Extract provided —
Added optional logrotate install and variable, improved 6.1.3.8 logic

Signed-off-by: Mark Bolwell <mark.bollyuk@gmail.com>

defaults/main.yml

@@ -1109,7 +1109,12 @@ ubtu24cis_journald_runtimekeepfree: "#RuntimeKeepFree="
 # ATTENTION: Uncomment the keyword below when values are set!
 ubtu24cis_journald_maxfilesec: "#MaxFileSec="
 
-# 6.1.3.8
+# 6.1.3.8 LOGRotate
+# Optional to alow logrotate to be installed
+# While it is required for 6.1.3.8 its not installed by default on minimal image
+# or required for CIS to be installed, but in order to achieve ability to install has been added
+ubtu24cis_logrotate_pkg_install: false
+
 # ubtu24cis_logrotate sets the daily, weekly, monthly, yearly value for the log rotation
 # To conform to CIS standards this just needs to comply with your site policy
 ubtu24cis_logrotate: "daily"

Recorded data —
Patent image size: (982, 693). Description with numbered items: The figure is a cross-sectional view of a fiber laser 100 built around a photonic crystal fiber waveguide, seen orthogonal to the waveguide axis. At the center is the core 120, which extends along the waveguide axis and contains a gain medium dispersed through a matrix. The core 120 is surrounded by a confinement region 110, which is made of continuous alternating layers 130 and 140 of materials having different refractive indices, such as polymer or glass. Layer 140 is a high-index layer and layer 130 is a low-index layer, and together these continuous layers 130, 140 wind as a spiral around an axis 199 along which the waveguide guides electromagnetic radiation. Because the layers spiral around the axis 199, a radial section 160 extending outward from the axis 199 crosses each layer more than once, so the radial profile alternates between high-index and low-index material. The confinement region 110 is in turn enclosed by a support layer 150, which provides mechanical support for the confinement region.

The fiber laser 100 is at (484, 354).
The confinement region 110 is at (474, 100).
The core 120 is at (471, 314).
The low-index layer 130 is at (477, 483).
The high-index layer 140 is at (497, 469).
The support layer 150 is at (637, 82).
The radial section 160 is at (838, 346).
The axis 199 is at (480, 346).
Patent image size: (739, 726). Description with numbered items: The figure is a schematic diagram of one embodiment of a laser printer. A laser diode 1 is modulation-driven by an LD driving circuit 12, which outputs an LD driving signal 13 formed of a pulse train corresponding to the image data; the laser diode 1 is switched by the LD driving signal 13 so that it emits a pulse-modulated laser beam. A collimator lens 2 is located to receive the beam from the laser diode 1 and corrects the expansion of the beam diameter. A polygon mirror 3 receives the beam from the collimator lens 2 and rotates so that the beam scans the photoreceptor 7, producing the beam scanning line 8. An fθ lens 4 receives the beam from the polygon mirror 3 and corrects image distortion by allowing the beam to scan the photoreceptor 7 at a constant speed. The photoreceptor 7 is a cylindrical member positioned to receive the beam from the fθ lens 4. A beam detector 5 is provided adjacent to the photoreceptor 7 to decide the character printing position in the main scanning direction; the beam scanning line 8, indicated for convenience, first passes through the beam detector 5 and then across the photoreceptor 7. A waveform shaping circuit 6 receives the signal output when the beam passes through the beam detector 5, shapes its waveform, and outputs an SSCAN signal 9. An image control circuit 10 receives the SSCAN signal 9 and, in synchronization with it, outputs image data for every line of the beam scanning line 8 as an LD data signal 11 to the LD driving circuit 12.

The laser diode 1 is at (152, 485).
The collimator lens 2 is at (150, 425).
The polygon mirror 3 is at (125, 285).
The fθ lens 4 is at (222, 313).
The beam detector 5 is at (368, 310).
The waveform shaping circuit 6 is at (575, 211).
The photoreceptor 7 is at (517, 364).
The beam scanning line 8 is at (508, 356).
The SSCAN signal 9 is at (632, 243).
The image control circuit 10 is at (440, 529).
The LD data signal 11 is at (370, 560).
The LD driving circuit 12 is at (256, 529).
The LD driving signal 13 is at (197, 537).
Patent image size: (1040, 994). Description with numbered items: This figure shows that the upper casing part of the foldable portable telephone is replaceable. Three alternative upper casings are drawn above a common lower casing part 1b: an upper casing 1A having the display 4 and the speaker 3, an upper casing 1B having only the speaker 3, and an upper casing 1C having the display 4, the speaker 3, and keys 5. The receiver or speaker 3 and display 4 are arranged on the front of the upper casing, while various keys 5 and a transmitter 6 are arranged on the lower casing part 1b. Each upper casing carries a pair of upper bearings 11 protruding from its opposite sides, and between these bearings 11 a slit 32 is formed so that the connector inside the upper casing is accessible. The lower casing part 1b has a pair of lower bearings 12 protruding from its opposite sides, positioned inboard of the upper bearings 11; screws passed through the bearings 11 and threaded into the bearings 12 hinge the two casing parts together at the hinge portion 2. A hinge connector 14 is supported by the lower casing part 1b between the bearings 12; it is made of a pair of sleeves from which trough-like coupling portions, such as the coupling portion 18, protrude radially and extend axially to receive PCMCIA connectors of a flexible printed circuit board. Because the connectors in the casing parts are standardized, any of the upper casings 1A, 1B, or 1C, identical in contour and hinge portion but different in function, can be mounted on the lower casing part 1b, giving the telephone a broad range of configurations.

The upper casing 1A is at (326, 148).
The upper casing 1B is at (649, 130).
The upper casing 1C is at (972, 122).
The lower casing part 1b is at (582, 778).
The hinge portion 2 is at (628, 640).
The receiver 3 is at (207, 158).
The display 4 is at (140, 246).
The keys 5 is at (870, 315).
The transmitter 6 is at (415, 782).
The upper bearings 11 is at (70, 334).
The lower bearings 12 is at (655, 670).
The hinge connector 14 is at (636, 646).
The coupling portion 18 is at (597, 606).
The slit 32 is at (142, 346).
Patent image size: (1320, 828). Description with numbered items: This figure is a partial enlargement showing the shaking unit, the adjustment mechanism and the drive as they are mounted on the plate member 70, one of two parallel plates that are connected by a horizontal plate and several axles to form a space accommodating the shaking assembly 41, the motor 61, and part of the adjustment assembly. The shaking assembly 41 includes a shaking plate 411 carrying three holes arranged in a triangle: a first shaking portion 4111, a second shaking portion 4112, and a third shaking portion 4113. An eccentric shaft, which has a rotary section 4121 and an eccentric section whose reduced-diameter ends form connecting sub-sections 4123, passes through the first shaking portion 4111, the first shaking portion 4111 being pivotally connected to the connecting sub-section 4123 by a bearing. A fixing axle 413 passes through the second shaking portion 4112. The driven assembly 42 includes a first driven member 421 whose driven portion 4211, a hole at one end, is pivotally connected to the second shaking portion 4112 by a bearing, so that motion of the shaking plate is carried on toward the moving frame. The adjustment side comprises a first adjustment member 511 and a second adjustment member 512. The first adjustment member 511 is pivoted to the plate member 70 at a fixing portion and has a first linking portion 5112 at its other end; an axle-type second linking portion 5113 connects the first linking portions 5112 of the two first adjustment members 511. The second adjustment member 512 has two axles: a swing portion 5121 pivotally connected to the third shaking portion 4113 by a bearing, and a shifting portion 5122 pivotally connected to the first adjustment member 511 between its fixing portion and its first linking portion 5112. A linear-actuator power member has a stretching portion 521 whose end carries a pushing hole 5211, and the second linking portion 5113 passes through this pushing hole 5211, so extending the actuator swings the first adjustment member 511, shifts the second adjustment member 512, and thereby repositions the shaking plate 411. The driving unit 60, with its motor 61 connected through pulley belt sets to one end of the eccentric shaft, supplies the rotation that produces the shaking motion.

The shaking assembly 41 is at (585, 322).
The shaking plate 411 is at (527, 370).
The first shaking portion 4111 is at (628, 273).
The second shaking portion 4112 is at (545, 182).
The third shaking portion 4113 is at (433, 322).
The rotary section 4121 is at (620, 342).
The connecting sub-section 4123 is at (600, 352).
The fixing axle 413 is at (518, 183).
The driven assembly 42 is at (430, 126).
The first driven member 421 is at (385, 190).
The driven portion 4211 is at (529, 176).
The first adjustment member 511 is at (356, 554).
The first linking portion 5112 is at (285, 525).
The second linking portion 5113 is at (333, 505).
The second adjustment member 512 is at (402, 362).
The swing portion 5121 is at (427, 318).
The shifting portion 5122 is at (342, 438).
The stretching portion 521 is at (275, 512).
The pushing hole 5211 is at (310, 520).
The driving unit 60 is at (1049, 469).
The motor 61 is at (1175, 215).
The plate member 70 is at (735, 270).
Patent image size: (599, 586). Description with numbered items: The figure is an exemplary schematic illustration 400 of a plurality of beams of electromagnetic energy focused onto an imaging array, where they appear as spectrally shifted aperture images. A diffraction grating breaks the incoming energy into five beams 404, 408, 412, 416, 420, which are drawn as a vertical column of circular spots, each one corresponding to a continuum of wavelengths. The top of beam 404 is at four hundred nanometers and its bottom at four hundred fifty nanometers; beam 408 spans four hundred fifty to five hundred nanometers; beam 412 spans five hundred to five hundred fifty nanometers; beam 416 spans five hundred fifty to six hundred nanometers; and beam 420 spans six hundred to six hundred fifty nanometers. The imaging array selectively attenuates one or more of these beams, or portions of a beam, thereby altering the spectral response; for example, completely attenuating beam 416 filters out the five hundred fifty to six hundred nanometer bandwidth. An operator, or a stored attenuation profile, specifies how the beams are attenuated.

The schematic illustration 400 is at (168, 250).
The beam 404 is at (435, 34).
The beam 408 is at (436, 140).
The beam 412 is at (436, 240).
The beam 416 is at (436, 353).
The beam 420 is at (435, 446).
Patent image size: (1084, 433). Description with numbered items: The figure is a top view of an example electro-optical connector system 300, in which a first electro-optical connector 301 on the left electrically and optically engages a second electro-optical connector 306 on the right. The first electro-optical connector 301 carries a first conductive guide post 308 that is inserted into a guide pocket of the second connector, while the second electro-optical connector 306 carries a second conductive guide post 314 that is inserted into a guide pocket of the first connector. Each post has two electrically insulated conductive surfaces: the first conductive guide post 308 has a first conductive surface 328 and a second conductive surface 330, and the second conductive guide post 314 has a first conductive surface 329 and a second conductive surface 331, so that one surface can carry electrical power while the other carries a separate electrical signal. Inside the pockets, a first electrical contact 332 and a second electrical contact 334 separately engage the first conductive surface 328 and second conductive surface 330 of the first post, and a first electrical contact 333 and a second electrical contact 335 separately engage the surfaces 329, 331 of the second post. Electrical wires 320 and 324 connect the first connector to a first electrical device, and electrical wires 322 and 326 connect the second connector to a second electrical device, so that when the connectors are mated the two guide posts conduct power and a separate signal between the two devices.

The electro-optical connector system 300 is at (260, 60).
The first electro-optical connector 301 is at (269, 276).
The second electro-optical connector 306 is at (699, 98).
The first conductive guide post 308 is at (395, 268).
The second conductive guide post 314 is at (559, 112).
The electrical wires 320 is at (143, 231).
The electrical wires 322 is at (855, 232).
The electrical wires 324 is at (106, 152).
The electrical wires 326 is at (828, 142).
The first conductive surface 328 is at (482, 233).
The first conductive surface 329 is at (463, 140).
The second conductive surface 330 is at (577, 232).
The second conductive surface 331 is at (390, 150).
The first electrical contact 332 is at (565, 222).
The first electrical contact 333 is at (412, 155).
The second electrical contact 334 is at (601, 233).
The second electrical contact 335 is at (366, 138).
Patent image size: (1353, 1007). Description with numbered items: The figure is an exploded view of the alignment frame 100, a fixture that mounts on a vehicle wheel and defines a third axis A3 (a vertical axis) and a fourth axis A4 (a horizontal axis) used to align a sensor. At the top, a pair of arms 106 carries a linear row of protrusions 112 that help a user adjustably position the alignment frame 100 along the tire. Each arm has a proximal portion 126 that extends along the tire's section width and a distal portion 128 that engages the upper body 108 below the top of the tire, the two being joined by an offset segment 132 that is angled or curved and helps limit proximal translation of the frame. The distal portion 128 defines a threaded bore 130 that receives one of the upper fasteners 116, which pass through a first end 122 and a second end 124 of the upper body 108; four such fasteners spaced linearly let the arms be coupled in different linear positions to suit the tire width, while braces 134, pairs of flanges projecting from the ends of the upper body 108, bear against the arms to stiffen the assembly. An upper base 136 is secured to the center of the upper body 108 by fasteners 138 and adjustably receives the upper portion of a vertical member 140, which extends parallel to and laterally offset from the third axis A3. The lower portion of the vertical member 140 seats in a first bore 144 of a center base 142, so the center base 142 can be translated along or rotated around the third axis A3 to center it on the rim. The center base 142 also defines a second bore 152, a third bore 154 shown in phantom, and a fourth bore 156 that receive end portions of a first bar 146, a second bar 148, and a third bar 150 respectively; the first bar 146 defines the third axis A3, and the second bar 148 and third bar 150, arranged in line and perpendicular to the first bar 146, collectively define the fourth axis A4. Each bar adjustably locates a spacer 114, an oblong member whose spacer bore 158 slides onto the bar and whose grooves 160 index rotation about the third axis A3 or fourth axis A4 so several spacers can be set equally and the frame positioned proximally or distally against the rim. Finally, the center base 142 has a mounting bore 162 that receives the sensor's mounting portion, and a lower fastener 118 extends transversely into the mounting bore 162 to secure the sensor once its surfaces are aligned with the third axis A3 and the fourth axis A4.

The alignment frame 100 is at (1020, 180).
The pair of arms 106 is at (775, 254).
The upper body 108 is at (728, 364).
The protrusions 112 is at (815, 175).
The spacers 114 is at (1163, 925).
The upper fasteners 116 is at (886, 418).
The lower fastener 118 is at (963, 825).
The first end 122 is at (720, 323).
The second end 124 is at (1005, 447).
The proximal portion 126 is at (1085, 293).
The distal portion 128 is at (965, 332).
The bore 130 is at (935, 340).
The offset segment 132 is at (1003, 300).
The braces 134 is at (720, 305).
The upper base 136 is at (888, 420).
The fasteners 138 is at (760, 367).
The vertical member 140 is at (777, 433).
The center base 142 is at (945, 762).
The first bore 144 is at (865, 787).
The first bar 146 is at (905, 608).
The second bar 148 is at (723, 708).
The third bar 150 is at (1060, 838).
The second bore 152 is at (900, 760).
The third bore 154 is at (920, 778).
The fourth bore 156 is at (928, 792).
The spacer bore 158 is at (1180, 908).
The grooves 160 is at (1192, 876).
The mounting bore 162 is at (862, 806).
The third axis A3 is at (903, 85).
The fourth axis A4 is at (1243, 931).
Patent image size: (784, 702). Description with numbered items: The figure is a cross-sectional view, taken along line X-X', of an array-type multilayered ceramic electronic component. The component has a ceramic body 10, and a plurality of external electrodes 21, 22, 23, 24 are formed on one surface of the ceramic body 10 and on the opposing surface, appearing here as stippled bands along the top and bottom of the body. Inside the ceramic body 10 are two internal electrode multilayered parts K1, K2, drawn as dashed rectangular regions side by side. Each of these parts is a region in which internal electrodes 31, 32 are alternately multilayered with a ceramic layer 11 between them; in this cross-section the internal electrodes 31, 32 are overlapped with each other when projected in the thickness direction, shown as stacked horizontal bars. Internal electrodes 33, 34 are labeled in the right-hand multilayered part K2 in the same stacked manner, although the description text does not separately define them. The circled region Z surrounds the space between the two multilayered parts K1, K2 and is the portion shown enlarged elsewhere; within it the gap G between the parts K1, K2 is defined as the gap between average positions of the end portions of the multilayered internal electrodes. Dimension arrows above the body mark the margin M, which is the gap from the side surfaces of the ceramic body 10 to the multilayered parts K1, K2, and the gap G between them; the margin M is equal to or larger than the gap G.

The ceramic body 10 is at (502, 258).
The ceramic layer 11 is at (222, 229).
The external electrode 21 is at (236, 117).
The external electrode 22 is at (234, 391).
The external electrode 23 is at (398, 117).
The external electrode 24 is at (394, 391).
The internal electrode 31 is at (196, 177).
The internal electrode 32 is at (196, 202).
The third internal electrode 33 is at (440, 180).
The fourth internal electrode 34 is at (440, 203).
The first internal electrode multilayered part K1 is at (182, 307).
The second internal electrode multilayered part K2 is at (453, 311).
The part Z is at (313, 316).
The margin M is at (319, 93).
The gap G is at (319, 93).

Your tasks —
1: Reproduce the portion of the logrotate commit diff between "defaults/main.yml" and "values are set!", inclusive.
2: Carry the logrotate commit diff forward from its last line.

Results of the tasks —
1:
defaults/main.yml

@@ -1109,7 +1109,12 @@ ubtu24cis_journald_runtimekeepfree: "#RuntimeKeepFree="
 # ATTENTION: Uncomment the keyword below when values are set!

2:
tasks/prelim.yml

@@ -256,3 +256,11 @@
     regexp: ^IPT_SYSCTL=.*
     line: IPT_SYSCTL=/etc/sysctl.conf
     mode: 'u-x,go-wx'
+
+- name: "OPTIONAL | PATCH | Install Logrotate if missing"
+  when:
+    - ubtu24cis_rule_6_1_3_8
+    - ubtu24cis_logrotate_pkg_install
+  ansible.builtin.package:
+    name: logrotate
+    state: present

tasks/section_6/cis_6.1.3.8.yml

@@ -1,7 +1,9 @@
 ---
 
 - name: "6.1.3.8 | PATCH | Ensure logrotate is configured"
-  when: ubtu24cis_rule_6_1_3_8
+  when:
+    - ubtu24cis_rule_6_1_3_8
+    - "'logrotate' in ansible_facts.packages"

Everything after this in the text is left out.